§ **WHAT YOU SHOULD DO**: Write the data below out exactly as it stands. Do not include the pictures.

§ **SUPPLIED DATA**:
- - - - - - -

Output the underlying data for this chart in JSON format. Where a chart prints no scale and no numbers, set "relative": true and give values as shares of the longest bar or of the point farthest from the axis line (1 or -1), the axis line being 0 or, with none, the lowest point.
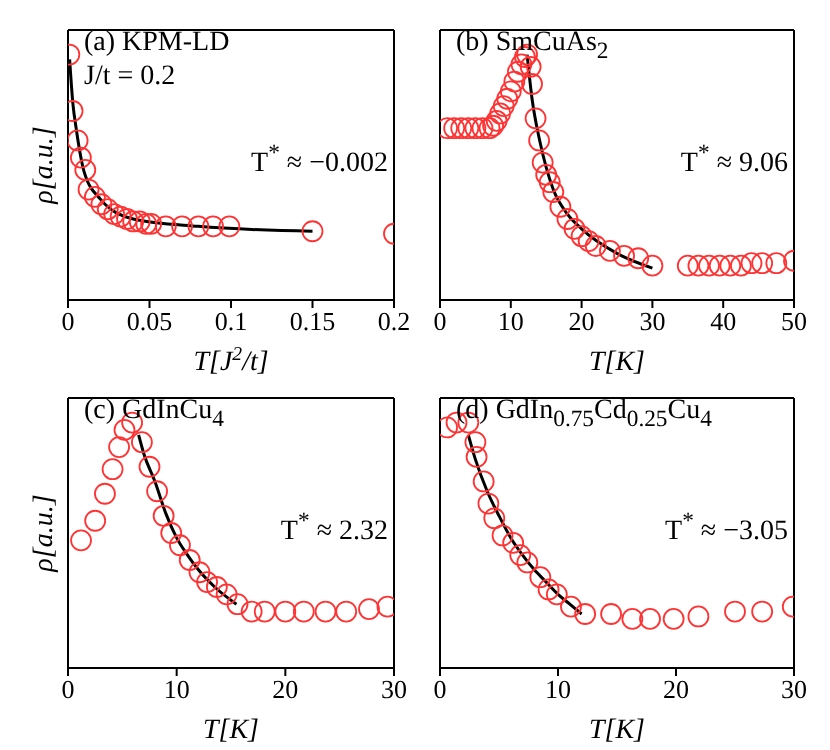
{
  "chart_data": [
    {
      "type": "scatter",
      "relative": true,
      "legend": false,
      "xlabel": "T[J$^{2}$/t]",
      "ylabel": "ρ[a.u.]",
      "xlim": [
        0,
        0.2
      ],
      "xticks": [
        0,
        0.05,
        0.1,
        0.15,
        0.2
      ],
      "annotations": [
        "(a) KPM-LD",
        "J/t = 0.2",
        "T$^{*}$ ≈ −0.002"
      ],
      "series": [
        {
          "marker": "circle",
          "color": "#ff3333",
          "x": [
            0.0008,
            0.0028,
            0.0059,
            0.0079,
            0.0106,
            0.0126,
            0.0165,
            0.0205,
            0.0244,
            0.0283,
            0.0323,
            0.0362,
            0.04,
            0.044,
            0.048,
            0.051,
            0.06,
            0.07,
            0.08,
            0.089,
            0.099,
            0.15,
            0.2
          ],
          "values": [
            1,
            0.77,
            0.65,
            0.58,
            0.53,
            0.45,
            0.42,
            0.39,
            0.37,
            0.35,
            0.34,
            0.33,
            0.32,
            0.32,
            0.31,
            0.31,
            0.3,
            0.3,
            0.3,
            0.3,
            0.3,
            0.28,
            0.27
          ]
        },
        {
          "type": "line",
          "marker": "none",
          "color": "#000000",
          "x": [
            0.001,
            0.003,
            0.005,
            0.01,
            0.02,
            0.04,
            0.08,
            0.15
          ],
          "values": [
            0.98,
            0.8,
            0.7,
            0.52,
            0.41,
            0.33,
            0.3,
            0.28
          ]
        }
      ]
    },
    {
      "type": "scatter",
      "relative": true,
      "legend": false,
      "xlabel": "T[K]",
      "xlim": [
        0,
        50
      ],
      "xticks": [
        0,
        10,
        20,
        30,
        40,
        50
      ],
      "annotations": [
        "(b) SmCuAs$_{2}$",
        "T$^{*}$ ≈ 9.06"
      ],
      "series": [
        {
          "marker": "circle",
          "color": "#ff3333",
          "x": [
            1,
            2,
            3,
            4,
            5,
            6,
            7,
            7.5,
            8,
            8.5,
            9,
            9.5,
            10,
            10.5,
            11,
            11.5,
            12,
            12.3,
            12.8,
            13,
            13.5,
            14,
            14.5,
            15,
            15.5,
            16,
            17,
            18,
            19,
            20,
            21,
            22,
            24,
            26,
            28,
            30,
            35,
            36.5,
            38,
            39.5,
            41,
            42.5,
            44,
            45.5,
            47.5,
            50
          ],
          "values": [
            0.7,
            0.7,
            0.7,
            0.7,
            0.7,
            0.7,
            0.7,
            0.71,
            0.73,
            0.76,
            0.79,
            0.82,
            0.85,
            0.89,
            0.93,
            0.96,
            0.99,
            1,
            0.95,
            0.88,
            0.74,
            0.65,
            0.56,
            0.51,
            0.48,
            0.44,
            0.38,
            0.33,
            0.29,
            0.26,
            0.24,
            0.22,
            0.2,
            0.18,
            0.17,
            0.14,
            0.14,
            0.14,
            0.14,
            0.14,
            0.14,
            0.14,
            0.15,
            0.15,
            0.15,
            0.16
          ]
        },
        {
          "type": "line",
          "marker": "none",
          "color": "#000000",
          "x": [
            12.3,
            13,
            14,
            15,
            16,
            18,
            20,
            25,
            30
          ],
          "values": [
            1,
            0.82,
            0.66,
            0.54,
            0.45,
            0.35,
            0.29,
            0.19,
            0.13
          ]
        }
      ]
    },
    {
      "type": "scatter",
      "relative": true,
      "legend": false,
      "xlabel": "T[K]",
      "ylabel": "ρ[a.u.]",
      "xlim": [
        0,
        30
      ],
      "xticks": [
        0,
        10,
        20,
        30
      ],
      "annotations": [
        "(c) GdInCu$_{4}$",
        "T$^{*}$ ≈ 2.32"
      ],
      "series": [
        {
          "marker": "circle",
          "color": "#ff3333",
          "x": [
            1.2,
            2.5,
            3.4,
            4.1,
            4.7,
            5.2,
            5.9,
            6.8,
            7.5,
            8.2,
            8.8,
            9.5,
            10.3,
            11.2,
            12.1,
            12.8,
            13.7,
            14.6,
            15.6,
            16.9,
            18.1,
            20,
            21.7,
            23.7,
            25.6,
            27.7,
            29.4
          ],
          "values": [
            0.52,
            0.6,
            0.71,
            0.81,
            0.9,
            0.97,
            1,
            0.92,
            0.82,
            0.72,
            0.62,
            0.55,
            0.5,
            0.44,
            0.39,
            0.35,
            0.33,
            0.3,
            0.26,
            0.23,
            0.23,
            0.23,
            0.23,
            0.23,
            0.23,
            0.24,
            0.25
          ]
        },
        {
          "type": "line",
          "marker": "none",
          "color": "#000000",
          "x": [
            6.5,
            7,
            8,
            9,
            10,
            11,
            12,
            13.5,
            15.5
          ],
          "values": [
            0.95,
            0.87,
            0.76,
            0.63,
            0.53,
            0.46,
            0.4,
            0.33,
            0.26
          ]
        }
      ]
    },
    {
      "type": "scatter",
      "relative": true,
      "legend": false,
      "xlabel": "T[K]",
      "xlim": [
        0,
        30
      ],
      "xticks": [
        0,
        10,
        20,
        30
      ],
      "annotations": [
        "(d) GdIn$_{0.75}$Cd$_{0.25}$Cu$_{4}$",
        "T$^{*}$ ≈ −3.05"
      ],
      "series": [
        {
          "marker": "circle",
          "color": "#ff3333",
          "x": [
            0.6,
            1.4,
            2.4,
            3,
            3.1,
            3.7,
            4.1,
            4.6,
            5.3,
            6.2,
            6.8,
            7.4,
            8.5,
            9.2,
            9.9,
            11.1,
            12.3,
            14.5,
            16.3,
            17.8,
            19.8,
            21.9,
            25,
            27.3,
            29.9
          ],
          "values": [
            0.98,
            1,
            1,
            0.92,
            0.86,
            0.76,
            0.67,
            0.61,
            0.54,
            0.51,
            0.46,
            0.43,
            0.37,
            0.32,
            0.3,
            0.25,
            0.22,
            0.22,
            0.2,
            0.2,
            0.2,
            0.21,
            0.23,
            0.23,
            0.25
          ]
        },
        {
          "type": "line",
          "marker": "none",
          "color": "#000000",
          "x": [
            2.4,
            3,
            4,
            5,
            6,
            7,
            8,
            9,
            10,
            11,
            12
          ],
          "values": [
            0.95,
            0.85,
            0.72,
            0.62,
            0.53,
            0.46,
            0.4,
            0.35,
            0.3,
            0.26,
            0.22
          ]
        }
      ]
    }
  ]
}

- - - - - - -

§ **REPLY TO THE TASK**:
Output the underlying data for this chart in JSON format. Where a chart prints no scale and no numbers, set "relative": true and give values as shares of the longest bar or of the point farthest from the axis line (1 or -1), the axis line being 0 or, with none, the lowest point.
{
  "chart_data": [
    {
      "type": "scatter",
      "relative": true,
      "legend": false,
      "xlabel": "T[J$^{2}$/t]",
      "ylabel": "ρ[a.u.]",
      "xlim": [
        0,
        0.2
      ],
      "xticks": [
        0,
        0.05,
        0.1,
        0.15,
        0.2
      ],
      "annotations": [
        "(a) KPM-LD",
        "J/t = 0.2",
        "T$^{*}$ ≈ −0.002"
      ],
      "series": [
        {
          "marker": "circle",
          "color": "#ff3333",
          "x": [
            0.0008,
            0.0028,
            0.0059,
            0.0079,
            0.0106,
            0.0126,
            0.0165,
            0.0205,
            0.0244,
            0.0283,
            0.0323,
            0.0362,
            0.04,
            0.044,
            0.048,
            0.051,
            0.06,
            0.07,
            0.08,
            0.089,
            0.099,
            0.15,
            0.2
          ],
          "values": [
            1,
            0.77,
            0.65,
            0.58,
            0.53,
            0.45,
            0.42,
            0.39,
            0.37,
            0.35,
            0.34,
            0.33,
            0.32,
            0.32,
            0.31,
            0.31,
            0.3,
            0.3,
            0.3,
            0.3,
            0.3,
            0.28,
            0.27
          ]
        },
        {
          "type": "line",
          "marker": "none",
          "color": "#000000",
          "x": [
            0.001,
            0.003,
            0.005,
            0.01,
            0.02,
            0.04,
            0.08,
            0.15
          ],
          "values": [
            0.98,
            0.8,
            0.7,
            0.52,
            0.41,
            0.33,
            0.3,
            0.28
          ]
        }
      ]
    },
    {
      "type": "scatter",
      "relative": true,
      "legend": false,
      "xlabel": "T[K]",
      "xlim": [
        0,
        50
      ],
      "xticks": [
        0,
        10,
        20,
        30,
        40,
        50
      ],
      "annotations": [
        "(b) SmCuAs$_{2}$",
        "T$^{*}$ ≈ 9.06"
      ],
      "series": [
        {
          "marker": "circle",
          "color": "#ff3333",
          "x": [
            1,
            2,
            3,
            4,
            5,
            6,
            7,
            7.5,
            8,
            8.5,
            9,
            9.5,
            10,
            10.5,
            11,
            11.5,
            12,
            12.3,
            12.8,
            13,
            13.5,
            14,
            14.5,
            15,
            15.5,
            16,
            17,
            18,
            19,
            20,
            21,
            22,
            24,
            26,
            28,
            30,
            35,
            36.5,
            38,
            39.5,
            41,
            42.5,
            44,
            45.5,
            47.5,
            50
          ],
          "values": [
            0.7,
            0.7,
            0.7,
            0.7,
            0.7,
            0.7,
            0.7,
            0.71,
            0.73,
            0.76,
            0.79,
            0.82,
            0.85,
            0.89,
            0.93,
            0.96,
            0.99,
            1,
            0.95,
            0.88,
            0.74,
            0.65,
            0.56,
            0.51,
            0.48,
            0.44,
            0.38,
            0.33,
            0.29,
            0.26,
            0.24,
            0.22,
            0.2,
            0.18,
            0.17,
            0.14,
            0.14,
            0.14,
            0.14,
            0.14,
            0.14,
            0.14,
            0.15,
            0.15,
            0.15,
            0.16
          ]
        },
        {
          "type": "line",
          "marker": "none",
          "color": "#000000",
          "x": [
            12.3,
            13,
            14,
            15,
            16,
            18,
            20,
            25,
            30
          ],
          "values": [
            1,
            0.82,
            0.66,
            0.54,
            0.45,
            0.35,
            0.29,
            0.19,
            0.13
          ]
        }
      ]
    },
    {
      "type": "scatter",
      "relative": true,
      "legend": false,
      "xlabel": "T[K]",
      "ylabel": "ρ[a.u.]",
      "xlim": [
        0,
        30
      ],
      "xticks": [
        0,
        10,
        20,
        30
      ],
      "annotations": [
        "(c) GdInCu$_{4}$",
        "T$^{*}$ ≈ 2.32"
      ],
      "series": [
        {
          "marker": "circle",
          "color": "#ff3333",
          "x": [
            1.2,
            2.5,
            3.4,
            4.1,
            4.7,
            5.2,
            5.9,
            6.8,
            7.5,
            8.2,
            8.8,
            9.5,
            10.3,
            11.2,
            12.1,
            12.8,
            13.7,
            14.6,
            15.6,
            16.9,
            18.1,
            20,
            21.7,
            23.7,
            25.6,
            27.7,
            29.4
          ],
          "values": [
            0.52,
            0.6,
            0.71,
            0.81,
            0.9,
            0.97,
            1,
            0.92,
            0.82,
            0.72,
            0.62,
            0.55,
            0.5,
            0.44,
            0.39,
            0.35,
            0.33,
            0.3,
            0.26,
            0.23,
            0.23,
            0.23,
            0.23,
            0.23,
            0.23,
            0.24,
            0.25
          ]
        },
        {
          "type": "line",
          "marker": "none",
          "color": "#000000",
          "x": [
            6.5,
            7,
            8,
            9,
            10,
            11,
            12,
            13.5,
            15.5
          ],
          "values": [
            0.95,
            0.87,
            0.76,
            0.63,
            0.53,
            0.46,
            0.4,
            0.33,
            0.26
          ]
        }
      ]
    },
    {
      "type": "scatter",
      "relative": true,
      "legend": false,
      "xlabel": "T[K]",
      "xlim": [
        0,
        30
      ],
      "xticks": [
        0,
        10,
        20,
        30
      ],
      "annotations": [
        "(d) GdIn$_{0.75}$Cd$_{0.25}$Cu$_{4}$",
        "T$^{*}$ ≈ −3.05"
      ],
      "series": [
        {
          "marker": "circle",
          "color": "#ff3333",
          "x": [
            0.6,
            1.4,
            2.4,
            3,
            3.1,
            3.7,
            4.1,
            4.6,
            5.3,
            6.2,
            6.8,
            7.4,
            8.5,
            9.2,
            9.9,
            11.1,
            12.3,
            14.5,
            16.3,
            17.8,
            19.8,
            21.9,
            25,
            27.3,
            29.9
          ],
          "values": [
            0.98,
            1,
            1,
            0.92,
            0.86,
            0.76,
            0.67,
            0.61,
            0.54,
            0.51,
            0.46,
            0.43,
            0.37,
            0.32,
            0.3,
            0.25,
            0.22,
            0.22,
            0.2,
            0.2,
            0.2,
            0.21,
            0.23,
            0.23,
            0.25
          ]
        },
        {
          "type": "line",
          "marker": "none",
          "color": "#000000",
          "x": [
            2.4,
            3,
            4,
            5,
            6,
            7,
            8,
            9,
            10,
            11,
            12
          ],
          "values": [
            0.95,
            0.85,
            0.72,
            0.62,
            0.53,
            0.46,
            0.4,
            0.35,
            0.3,
            0.26,
            0.22
          ]
        }
      ]
    }
  ]
}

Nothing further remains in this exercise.